### [Aim]
Please write out each of the following rows word for word, leaving out the pictures.

### [Raw data]

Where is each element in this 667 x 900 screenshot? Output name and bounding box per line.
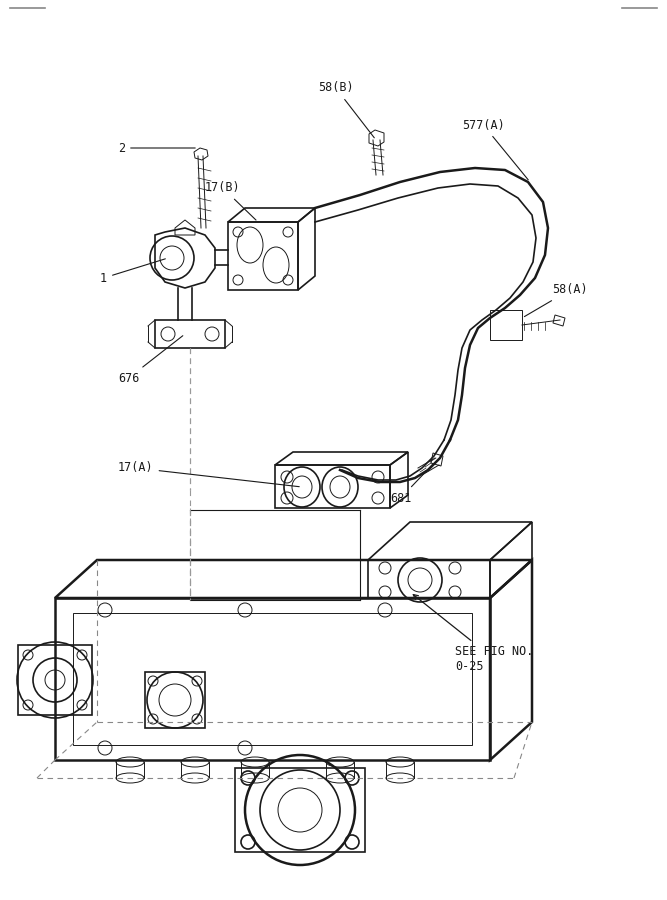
Text: 681: 681 bbox=[390, 464, 433, 505]
Text: 577(A): 577(A) bbox=[462, 119, 528, 180]
Text: 1: 1 bbox=[100, 259, 165, 284]
Text: 2: 2 bbox=[118, 141, 195, 155]
Text: SEE FIG NO.
0-25: SEE FIG NO. 0-25 bbox=[414, 595, 534, 673]
Text: 58(B): 58(B) bbox=[318, 82, 374, 138]
Text: 17(A): 17(A) bbox=[118, 462, 299, 487]
Text: 58(A): 58(A) bbox=[524, 284, 588, 317]
Text: 676: 676 bbox=[118, 336, 183, 384]
Text: 17(B): 17(B) bbox=[205, 182, 256, 220]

### [Task answer]
Where is each element in this 667 x 900 screenshot? Output name and bounding box per line.
Text: 681: 681 bbox=[390, 464, 433, 505]
Text: 577(A): 577(A) bbox=[462, 119, 528, 180]
Text: 1: 1 bbox=[100, 259, 165, 284]
Text: 2: 2 bbox=[118, 141, 195, 155]
Text: SEE FIG NO.
0-25: SEE FIG NO. 0-25 bbox=[414, 595, 534, 673]
Text: 58(B): 58(B) bbox=[318, 82, 374, 138]
Text: 17(A): 17(A) bbox=[118, 462, 299, 487]
Text: 58(A): 58(A) bbox=[524, 284, 588, 317]
Text: 676: 676 bbox=[118, 336, 183, 384]
Text: 17(B): 17(B) bbox=[205, 182, 256, 220]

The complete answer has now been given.